## Exercise directions
Arrange all the material below as a Markdown table with the columns No. and Line. Number each row and leave out any blank lines.

━━━━━━

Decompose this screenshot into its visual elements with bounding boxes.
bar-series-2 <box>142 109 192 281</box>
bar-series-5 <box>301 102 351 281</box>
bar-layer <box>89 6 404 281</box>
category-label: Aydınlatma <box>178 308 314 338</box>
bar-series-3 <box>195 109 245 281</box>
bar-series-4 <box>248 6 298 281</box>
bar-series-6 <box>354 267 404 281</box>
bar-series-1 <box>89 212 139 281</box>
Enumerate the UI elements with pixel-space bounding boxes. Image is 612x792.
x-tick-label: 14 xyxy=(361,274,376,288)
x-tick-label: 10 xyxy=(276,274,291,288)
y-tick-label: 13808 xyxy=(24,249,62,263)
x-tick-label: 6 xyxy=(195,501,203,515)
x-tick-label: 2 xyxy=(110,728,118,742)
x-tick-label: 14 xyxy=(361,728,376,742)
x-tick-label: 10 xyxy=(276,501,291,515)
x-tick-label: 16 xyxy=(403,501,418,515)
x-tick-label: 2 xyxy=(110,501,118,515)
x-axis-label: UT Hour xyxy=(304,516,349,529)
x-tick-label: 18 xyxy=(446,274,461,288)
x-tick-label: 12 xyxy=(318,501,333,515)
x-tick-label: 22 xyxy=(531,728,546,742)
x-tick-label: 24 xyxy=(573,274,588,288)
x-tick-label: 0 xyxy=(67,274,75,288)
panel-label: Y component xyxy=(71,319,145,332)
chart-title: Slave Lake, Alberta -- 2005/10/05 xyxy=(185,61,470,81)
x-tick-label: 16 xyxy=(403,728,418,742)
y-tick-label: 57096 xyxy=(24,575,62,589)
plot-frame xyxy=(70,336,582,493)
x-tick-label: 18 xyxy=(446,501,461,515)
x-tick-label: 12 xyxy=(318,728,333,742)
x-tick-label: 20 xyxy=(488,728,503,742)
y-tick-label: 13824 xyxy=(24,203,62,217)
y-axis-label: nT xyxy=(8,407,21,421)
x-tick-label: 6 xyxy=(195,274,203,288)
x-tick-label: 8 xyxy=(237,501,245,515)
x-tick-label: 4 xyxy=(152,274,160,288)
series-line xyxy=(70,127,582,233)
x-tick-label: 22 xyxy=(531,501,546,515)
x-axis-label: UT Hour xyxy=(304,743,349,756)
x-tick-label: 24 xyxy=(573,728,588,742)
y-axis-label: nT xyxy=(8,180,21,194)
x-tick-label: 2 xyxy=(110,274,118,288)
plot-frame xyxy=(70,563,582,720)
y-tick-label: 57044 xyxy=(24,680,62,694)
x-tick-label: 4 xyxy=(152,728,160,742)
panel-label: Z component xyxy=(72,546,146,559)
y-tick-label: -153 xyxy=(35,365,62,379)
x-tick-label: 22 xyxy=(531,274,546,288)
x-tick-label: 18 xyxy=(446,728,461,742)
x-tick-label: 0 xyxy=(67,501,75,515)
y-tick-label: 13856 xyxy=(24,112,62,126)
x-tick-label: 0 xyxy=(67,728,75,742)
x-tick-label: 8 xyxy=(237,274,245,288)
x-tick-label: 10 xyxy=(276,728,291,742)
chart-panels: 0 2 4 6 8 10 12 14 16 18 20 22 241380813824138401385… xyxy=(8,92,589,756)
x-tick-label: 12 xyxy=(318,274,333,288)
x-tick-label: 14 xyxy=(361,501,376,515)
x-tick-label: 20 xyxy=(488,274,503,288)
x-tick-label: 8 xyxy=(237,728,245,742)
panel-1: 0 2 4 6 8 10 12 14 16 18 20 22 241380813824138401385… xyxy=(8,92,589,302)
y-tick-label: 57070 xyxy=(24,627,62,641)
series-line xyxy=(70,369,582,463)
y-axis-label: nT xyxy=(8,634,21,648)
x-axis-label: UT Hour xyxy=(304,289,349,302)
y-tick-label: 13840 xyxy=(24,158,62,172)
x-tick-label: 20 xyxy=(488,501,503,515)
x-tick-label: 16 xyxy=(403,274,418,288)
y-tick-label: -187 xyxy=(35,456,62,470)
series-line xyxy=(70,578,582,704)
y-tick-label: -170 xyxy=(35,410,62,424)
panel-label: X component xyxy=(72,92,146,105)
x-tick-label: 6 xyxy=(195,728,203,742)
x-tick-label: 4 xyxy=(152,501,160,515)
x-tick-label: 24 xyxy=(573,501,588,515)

━━━━━━

## Answer to this problem
| No. | Line |
|---|---|
| 1 | Decompose this screenshot into its visual elements with bounding boxes. |
| 2 | bar-series-2 <box>142 109 192 281</box> |
| 3 | bar-series-5 <box>301 102 351 281</box> |
| 4 | bar-layer <box>89 6 404 281</box> |
| 5 | category-label: Aydınlatma <box>178 308 314 338</box> |
| 6 | bar-series-3 <box>195 109 245 281</box> |
| 7 | bar-series-4 <box>248 6 298 281</box> |
| 8 | bar-series-6 <box>354 267 404 281</box> |
| 9 | bar-series-1 <box>89 212 139 281</box> |
| 10 | Enumerate the UI elements with pixel-space bounding boxes. Image is 612x792. |
| 11 | x-tick-label: 14 xyxy=(361,274,376,288) |
| 12 | x-tick-label: 10 xyxy=(276,274,291,288) |
| 13 | y-tick-label: 13808 xyxy=(24,249,62,263) |
| 14 | x-tick-label: 6 xyxy=(195,501,203,515) |
| 15 | x-tick-label: 2 xyxy=(110,728,118,742) |
| 16 | x-tick-label: 14 xyxy=(361,728,376,742) |
| 17 | x-tick-label: 10 xyxy=(276,501,291,515) |
| 18 | x-tick-label: 16 xyxy=(403,501,418,515) |
| 19 | x-tick-label: 2 xyxy=(110,501,118,515) |
| 20 | x-axis-label: UT Hour xyxy=(304,516,349,529) |
| 21 | x-tick-label: 18 xyxy=(446,274,461,288) |
| 22 | x-tick-label: 12 xyxy=(318,501,333,515) |
| 23 | x-tick-label: 22 xyxy=(531,728,546,742) |
| 24 | x-tick-label: 24 xyxy=(573,274,588,288) |
| 25 | x-tick-label: 0 xyxy=(67,274,75,288) |
| 26 | panel-label: Y component xyxy=(71,319,145,332) |
| 27 | chart-title: Slave Lake, Alberta -- 2005/10/05 xyxy=(185,61,470,81) |
| 28 | x-tick-label: 16 xyxy=(403,728,418,742) |
| 29 | y-tick-label: 57096 xyxy=(24,575,62,589) |
| 30 | plot-frame xyxy=(70,336,582,493) |
| 31 | x-tick-label: 18 xyxy=(446,501,461,515) |
| 32 | x-tick-label: 12 xyxy=(318,728,333,742) |
| 33 | x-tick-label: 20 xyxy=(488,728,503,742) |
| 34 | y-tick-label: 13824 xyxy=(24,203,62,217) |
| 35 | y-axis-label: nT xyxy=(8,407,21,421) |
| 36 | x-tick-label: 6 xyxy=(195,274,203,288) |
| 37 | x-tick-label: 8 xyxy=(237,501,245,515) |
| 38 | x-tick-label: 4 xyxy=(152,274,160,288) |
| 39 | series-line xyxy=(70,127,582,233) |
| 40 | x-tick-label: 22 xyxy=(531,501,546,515) |
| 41 | x-axis-label: UT Hour xyxy=(304,743,349,756) |
| 42 | x-tick-label: 24 xyxy=(573,728,588,742) |
| 43 | y-axis-label: nT xyxy=(8,180,21,194) |
| 44 | x-tick-label: 2 xyxy=(110,274,118,288) |
| 45 | plot-frame xyxy=(70,563,582,720) |
| 46 | y-tick-label: 57044 xyxy=(24,680,62,694) |
| 47 | x-tick-label: 4 xyxy=(152,728,160,742) |
| 48 | panel-label: Z component xyxy=(72,546,146,559) |
| 49 | y-tick-label: -153 xyxy=(35,365,62,379) |
| 50 | x-tick-label: 22 xyxy=(531,274,546,288) |
| 51 | x-tick-label: 18 xyxy=(446,728,461,742) |
| 52 | x-tick-label: 0 xyxy=(67,501,75,515) |
| 53 | y-tick-label: 13856 xyxy=(24,112,62,126) |
| 54 | x-tick-label: 0 xyxy=(67,728,75,742) |
| 55 | x-tick-label: 8 xyxy=(237,274,245,288) |
| 56 | x-tick-label: 10 xyxy=(276,728,291,742) |
| 57 | chart-panels: 0 2 4 6 8 10 12 14 16 18 20 22 241380813824138401385… xyxy=(8,92,589,756) |
| 58 | x-tick-label: 12 xyxy=(318,274,333,288) |
| 59 | x-tick-label: 14 xyxy=(361,501,376,515) |
| 60 | x-tick-label: 20 xyxy=(488,274,503,288) |
| 61 | x-tick-label: 8 xyxy=(237,728,245,742) |
| 62 | panel-1: 0 2 4 6 8 10 12 14 16 18 20 22 241380813824138401385… xyxy=(8,92,589,302) |
| 63 | y-tick-label: 57070 xyxy=(24,627,62,641) |
| 64 | series-line xyxy=(70,369,582,463) |
| 65 | y-axis-label: nT xyxy=(8,634,21,648) |
| 66 | x-axis-label: UT Hour xyxy=(304,289,349,302) |
| 67 | y-tick-label: 13840 xyxy=(24,158,62,172) |
| 68 | x-tick-label: 20 xyxy=(488,501,503,515) |
| 69 | x-tick-label: 16 xyxy=(403,274,418,288) |
| 70 | y-tick-label: -187 xyxy=(35,456,62,470) |
| 71 | series-line xyxy=(70,578,582,704) |
| 72 | y-tick-label: -170 xyxy=(35,410,62,424) |
| 73 | panel-label: X component xyxy=(72,92,146,105) |
| 74 | x-tick-label: 6 xyxy=(195,728,203,742) |
| 75 | x-tick-label: 4 xyxy=(152,501,160,515) |
| 76 | x-tick-label: 24 xyxy=(573,501,588,515) |